YOUR TASK - Write the material out again in full, word for word. Do not include the pictures.

RECORDED INFORMATION -
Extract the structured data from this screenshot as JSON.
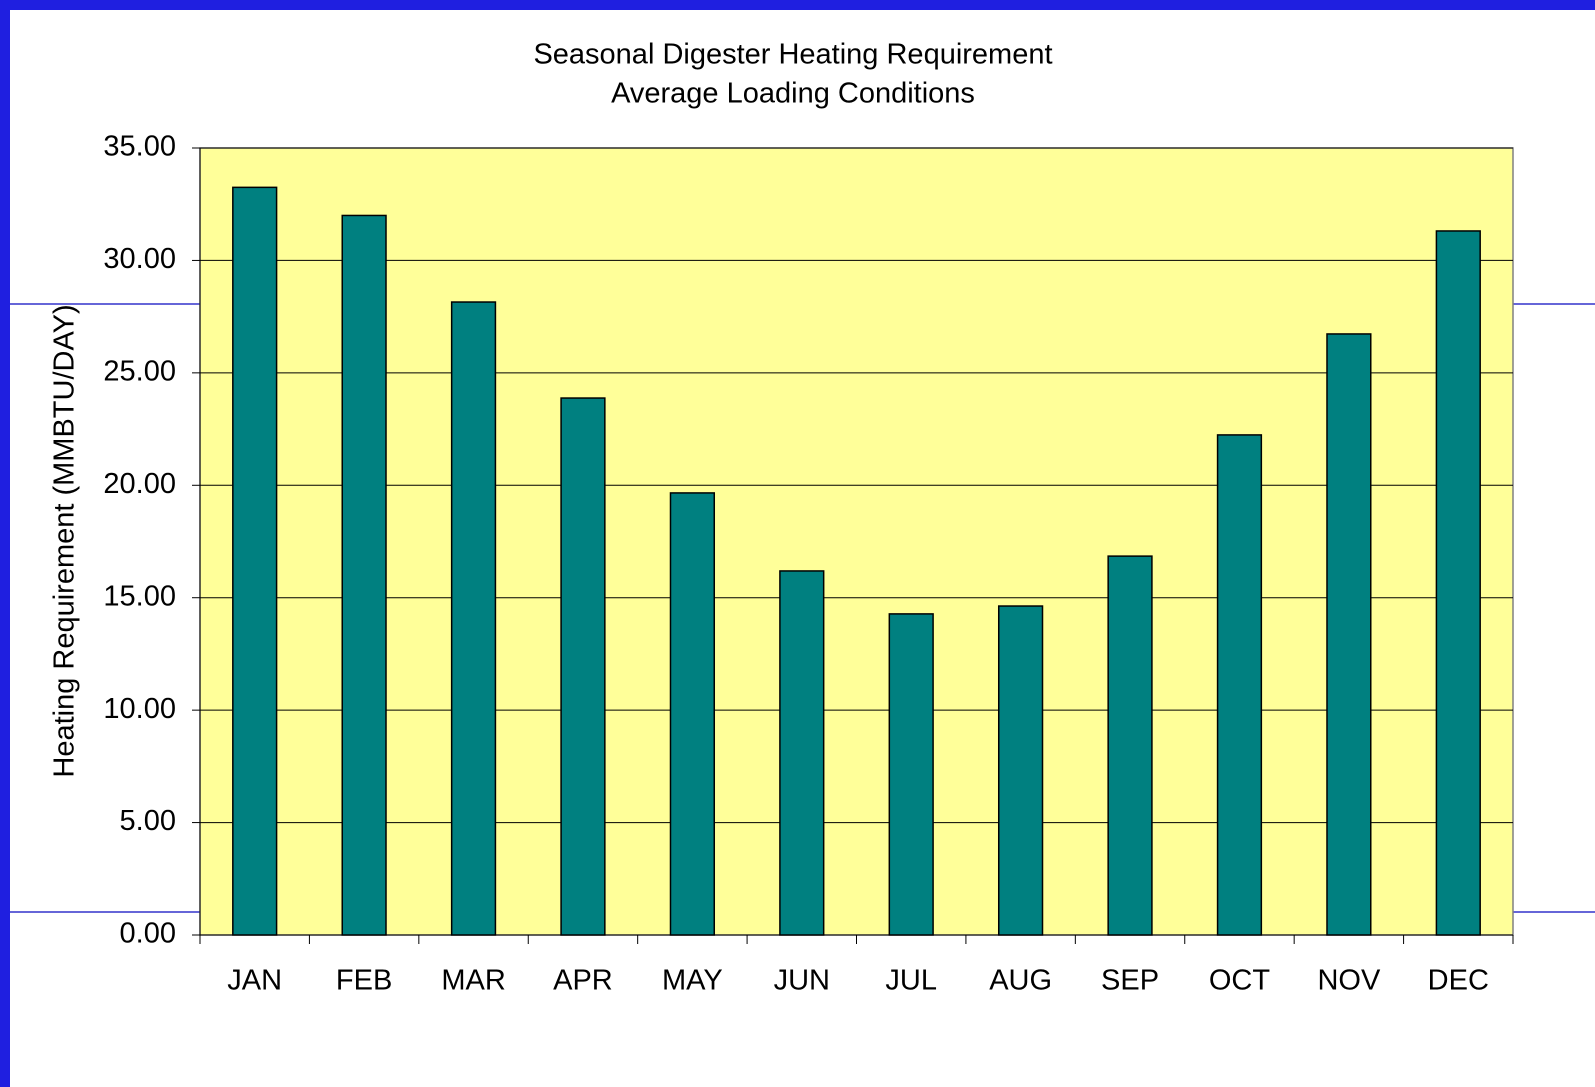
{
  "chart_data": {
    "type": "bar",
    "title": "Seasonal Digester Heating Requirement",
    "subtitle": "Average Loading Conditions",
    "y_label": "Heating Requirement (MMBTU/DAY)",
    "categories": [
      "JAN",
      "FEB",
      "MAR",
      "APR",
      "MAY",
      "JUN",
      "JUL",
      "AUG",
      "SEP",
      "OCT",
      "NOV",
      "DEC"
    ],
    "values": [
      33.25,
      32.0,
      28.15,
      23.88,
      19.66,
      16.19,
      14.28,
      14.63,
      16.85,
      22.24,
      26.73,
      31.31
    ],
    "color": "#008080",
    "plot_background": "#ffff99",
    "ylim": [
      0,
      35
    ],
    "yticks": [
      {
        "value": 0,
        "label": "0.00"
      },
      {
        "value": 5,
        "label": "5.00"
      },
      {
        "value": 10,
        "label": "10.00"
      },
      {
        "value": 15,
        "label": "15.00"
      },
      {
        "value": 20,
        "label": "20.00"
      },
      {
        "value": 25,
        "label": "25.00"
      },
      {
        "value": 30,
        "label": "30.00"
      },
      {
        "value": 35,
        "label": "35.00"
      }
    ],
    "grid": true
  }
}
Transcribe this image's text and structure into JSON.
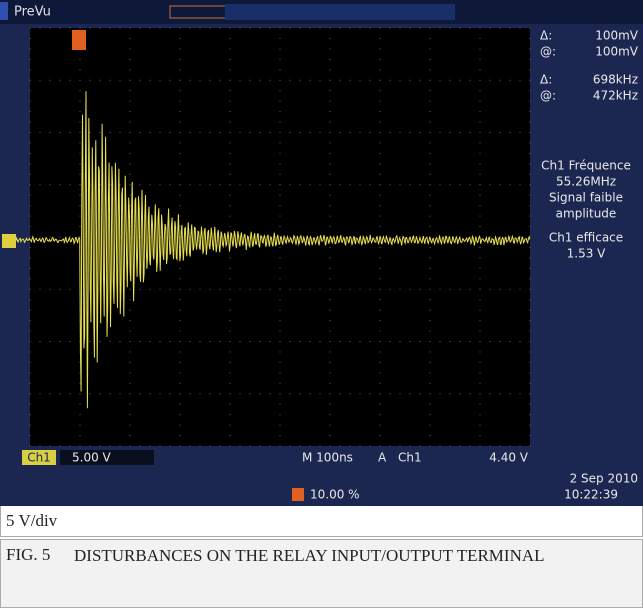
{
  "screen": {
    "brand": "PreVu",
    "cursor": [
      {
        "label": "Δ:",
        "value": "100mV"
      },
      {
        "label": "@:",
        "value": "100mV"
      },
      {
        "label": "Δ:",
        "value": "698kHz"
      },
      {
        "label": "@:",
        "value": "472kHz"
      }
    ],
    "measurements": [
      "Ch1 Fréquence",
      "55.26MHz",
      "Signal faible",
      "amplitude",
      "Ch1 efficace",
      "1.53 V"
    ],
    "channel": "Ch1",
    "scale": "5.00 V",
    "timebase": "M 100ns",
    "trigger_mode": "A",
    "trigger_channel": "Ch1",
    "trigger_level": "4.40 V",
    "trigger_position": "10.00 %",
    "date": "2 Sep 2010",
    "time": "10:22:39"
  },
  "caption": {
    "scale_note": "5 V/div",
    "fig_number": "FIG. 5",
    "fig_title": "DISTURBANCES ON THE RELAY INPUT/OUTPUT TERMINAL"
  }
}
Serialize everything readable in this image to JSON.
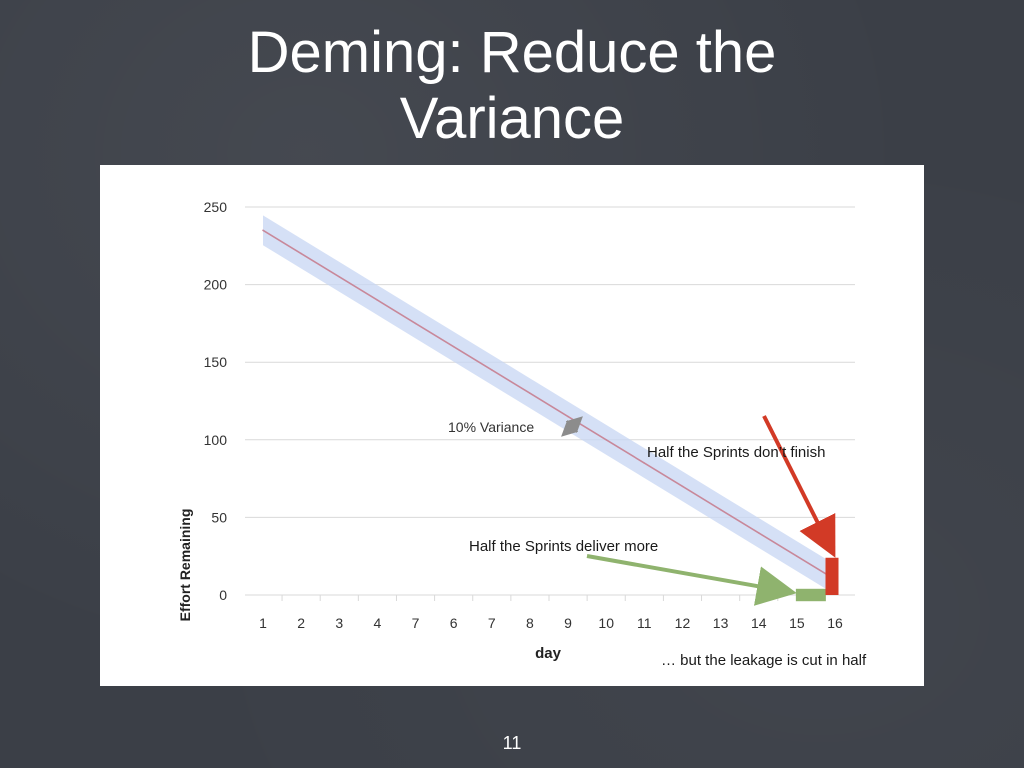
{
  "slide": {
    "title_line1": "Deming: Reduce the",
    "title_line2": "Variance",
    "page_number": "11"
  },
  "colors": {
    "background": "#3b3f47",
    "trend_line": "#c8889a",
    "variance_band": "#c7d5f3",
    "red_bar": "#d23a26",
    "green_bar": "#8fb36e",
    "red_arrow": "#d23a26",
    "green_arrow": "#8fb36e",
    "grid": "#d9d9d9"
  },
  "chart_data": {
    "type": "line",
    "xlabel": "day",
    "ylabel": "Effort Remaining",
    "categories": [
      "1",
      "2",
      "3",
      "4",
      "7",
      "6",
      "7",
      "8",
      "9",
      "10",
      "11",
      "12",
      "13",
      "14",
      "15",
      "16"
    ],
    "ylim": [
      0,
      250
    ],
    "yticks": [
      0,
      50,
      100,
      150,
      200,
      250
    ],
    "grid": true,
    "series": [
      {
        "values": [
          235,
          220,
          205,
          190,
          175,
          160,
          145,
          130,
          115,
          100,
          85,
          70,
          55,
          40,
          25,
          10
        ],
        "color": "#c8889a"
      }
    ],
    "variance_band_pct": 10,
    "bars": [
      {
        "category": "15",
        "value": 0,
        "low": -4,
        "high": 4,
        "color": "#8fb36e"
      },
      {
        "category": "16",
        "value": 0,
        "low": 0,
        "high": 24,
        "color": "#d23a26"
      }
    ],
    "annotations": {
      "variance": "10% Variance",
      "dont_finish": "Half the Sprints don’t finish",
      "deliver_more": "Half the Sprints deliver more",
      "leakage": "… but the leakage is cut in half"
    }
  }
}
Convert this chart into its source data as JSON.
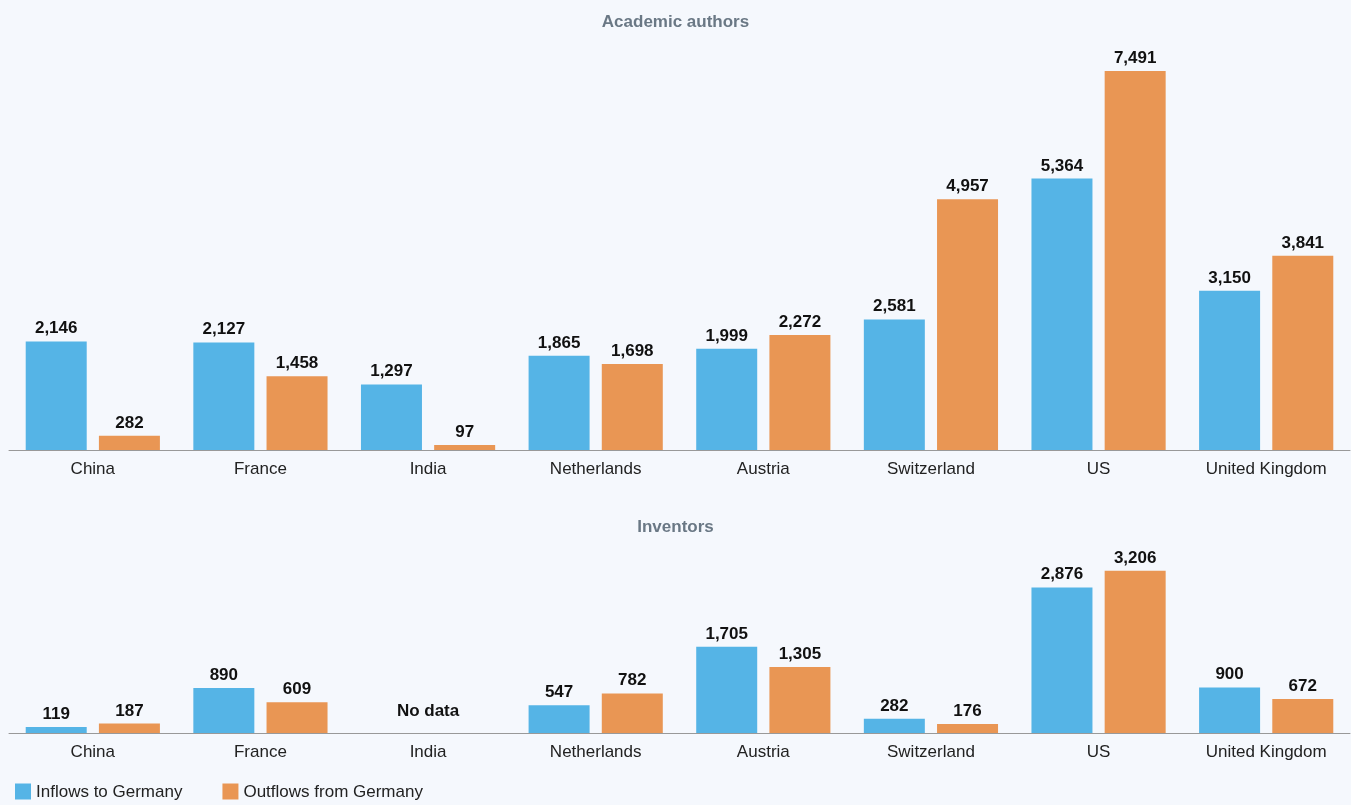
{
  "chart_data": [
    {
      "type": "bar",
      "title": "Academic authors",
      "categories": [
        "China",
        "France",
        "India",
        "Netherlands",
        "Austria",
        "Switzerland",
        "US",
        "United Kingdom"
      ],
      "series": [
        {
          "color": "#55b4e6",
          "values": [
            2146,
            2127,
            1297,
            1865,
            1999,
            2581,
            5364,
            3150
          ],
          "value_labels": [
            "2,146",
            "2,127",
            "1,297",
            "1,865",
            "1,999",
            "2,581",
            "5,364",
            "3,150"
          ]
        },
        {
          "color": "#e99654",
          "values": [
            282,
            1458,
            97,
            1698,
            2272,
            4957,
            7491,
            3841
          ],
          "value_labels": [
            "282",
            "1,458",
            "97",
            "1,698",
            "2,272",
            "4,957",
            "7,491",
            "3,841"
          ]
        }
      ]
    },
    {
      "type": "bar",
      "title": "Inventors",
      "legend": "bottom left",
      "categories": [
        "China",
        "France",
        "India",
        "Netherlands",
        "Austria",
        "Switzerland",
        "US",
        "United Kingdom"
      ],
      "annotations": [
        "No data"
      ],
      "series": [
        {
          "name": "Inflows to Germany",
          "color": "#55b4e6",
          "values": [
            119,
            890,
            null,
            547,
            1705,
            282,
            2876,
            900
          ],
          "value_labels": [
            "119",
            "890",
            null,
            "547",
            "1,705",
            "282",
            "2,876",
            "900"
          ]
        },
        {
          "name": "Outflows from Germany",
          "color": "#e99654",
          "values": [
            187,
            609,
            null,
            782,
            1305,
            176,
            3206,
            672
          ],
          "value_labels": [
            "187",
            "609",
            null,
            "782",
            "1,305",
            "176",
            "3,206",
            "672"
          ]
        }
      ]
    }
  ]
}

CORRECT ANSWER -
Extract the structured data from this screenshot as JSON.
{
  "chart_data": {
    "type": "bar",
    "title": "Seasonal Digester Heating Requirement",
    "subtitle": "Average Loading Conditions",
    "y_label": "Heating Requirement (MMBTU/DAY)",
    "categories": [
      "JAN",
      "FEB",
      "MAR",
      "APR",
      "MAY",
      "JUN",
      "JUL",
      "AUG",
      "SEP",
      "OCT",
      "NOV",
      "DEC"
    ],
    "values": [
      33.25,
      32.0,
      28.15,
      23.88,
      19.66,
      16.19,
      14.28,
      14.63,
      16.85,
      22.24,
      26.73,
      31.31
    ],
    "color": "#008080",
    "plot_background": "#ffff99",
    "ylim": [
      0,
      35
    ],
    "yticks": [
      {
        "value": 0,
        "label": "0.00"
      },
      {
        "value": 5,
        "label": "5.00"
      },
      {
        "value": 10,
        "label": "10.00"
      },
      {
        "value": 15,
        "label": "15.00"
      },
      {
        "value": 20,
        "label": "20.00"
      },
      {
        "value": 25,
        "label": "25.00"
      },
      {
        "value": 30,
        "label": "30.00"
      },
      {
        "value": 35,
        "label": "35.00"
      }
    ],
    "grid": true
  }
}
Transcribe this image's text and structure into JSON.
{
  "screen": {
    "brand": "PreVu",
    "cursor": [
      {
        "label": "Δ:",
        "value": "100mV"
      },
      {
        "label": "@:",
        "value": "100mV"
      },
      {
        "label": "Δ:",
        "value": "698kHz"
      },
      {
        "label": "@:",
        "value": "472kHz"
      }
    ],
    "measurements": [
      "Ch1 Fréquence",
      "55.26MHz",
      "Signal faible",
      "amplitude",
      "Ch1 efficace",
      "1.53 V"
    ],
    "channel": "Ch1",
    "scale": "5.00 V",
    "timebase": "M 100ns",
    "trigger_mode": "A",
    "trigger_channel": "Ch1",
    "trigger_level": "4.40 V",
    "trigger_position": "10.00 %",
    "date": "2 Sep 2010",
    "time": "10:22:39"
  },
  "caption": {
    "scale_note": "5 V/div",
    "fig_number": "FIG. 5",
    "fig_title": "DISTURBANCES ON THE RELAY INPUT/OUTPUT TERMINAL"
  }
}
Serialize everything readable in this image to JSON.
{
  "slide": {
    "title_line1": "Deming: Reduce the",
    "title_line2": "Variance",
    "page_number": "11"
  },
  "colors": {
    "background": "#3b3f47",
    "trend_line": "#c8889a",
    "variance_band": "#c7d5f3",
    "red_bar": "#d23a26",
    "green_bar": "#8fb36e",
    "red_arrow": "#d23a26",
    "green_arrow": "#8fb36e",
    "grid": "#d9d9d9"
  },
  "chart_data": {
    "type": "line",
    "xlabel": "day",
    "ylabel": "Effort Remaining",
    "categories": [
      "1",
      "2",
      "3",
      "4",
      "7",
      "6",
      "7",
      "8",
      "9",
      "10",
      "11",
      "12",
      "13",
      "14",
      "15",
      "16"
    ],
    "ylim": [
      0,
      250
    ],
    "yticks": [
      0,
      50,
      100,
      150,
      200,
      250
    ],
    "grid": true,
    "series": [
      {
        "values": [
          235,
          220,
          205,
          190,
          175,
          160,
          145,
          130,
          115,
          100,
          85,
          70,
          55,
          40,
          25,
          10
        ],
        "color": "#c8889a"
      }
    ],
    "variance_band_pct": 10,
    "bars": [
      {
        "category": "15",
        "value": 0,
        "low": -4,
        "high": 4,
        "color": "#8fb36e"
      },
      {
        "category": "16",
        "value": 0,
        "low": 0,
        "high": 24,
        "color": "#d23a26"
      }
    ],
    "annotations": {
      "variance": "10% Variance",
      "dont_finish": "Half the Sprints don’t finish",
      "deliver_more": "Half the Sprints deliver more",
      "leakage": "… but the leakage is cut in half"
    }
  }
}
Convert this chart into its source data as JSON.
{
  "chart_data": [
    {
      "type": "bar",
      "title": "Academic authors",
      "categories": [
        "China",
        "France",
        "India",
        "Netherlands",
        "Austria",
        "Switzerland",
        "US",
        "United Kingdom"
      ],
      "series": [
        {
          "color": "#55b4e6",
          "values": [
            2146,
            2127,
            1297,
            1865,
            1999,
            2581,
            5364,
            3150
          ],
          "value_labels": [
            "2,146",
            "2,127",
            "1,297",
            "1,865",
            "1,999",
            "2,581",
            "5,364",
            "3,150"
          ]
        },
        {
          "color": "#e99654",
          "values": [
            282,
            1458,
            97,
            1698,
            2272,
            4957,
            7491,
            3841
          ],
          "value_labels": [
            "282",
            "1,458",
            "97",
            "1,698",
            "2,272",
            "4,957",
            "7,491",
            "3,841"
          ]
        }
      ]
    },
    {
      "type": "bar",
      "title": "Inventors",
      "legend": "bottom left",
      "categories": [
        "China",
        "France",
        "India",
        "Netherlands",
        "Austria",
        "Switzerland",
        "US",
        "United Kingdom"
      ],
      "annotations": [
        "No data"
      ],
      "series": [
        {
          "name": "Inflows to Germany",
          "color": "#55b4e6",
          "values": [
            119,
            890,
            null,
            547,
            1705,
            282,
            2876,
            900
          ],
          "value_labels": [
            "119",
            "890",
            null,
            "547",
            "1,705",
            "282",
            "2,876",
            "900"
          ]
        },
        {
          "name": "Outflows from Germany",
          "color": "#e99654",
          "values": [
            187,
            609,
            null,
            782,
            1305,
            176,
            3206,
            672
          ],
          "value_labels": [
            "187",
            "609",
            null,
            "782",
            "1,305",
            "176",
            "3,206",
            "672"
          ]
        }
      ]
    }
  ]
}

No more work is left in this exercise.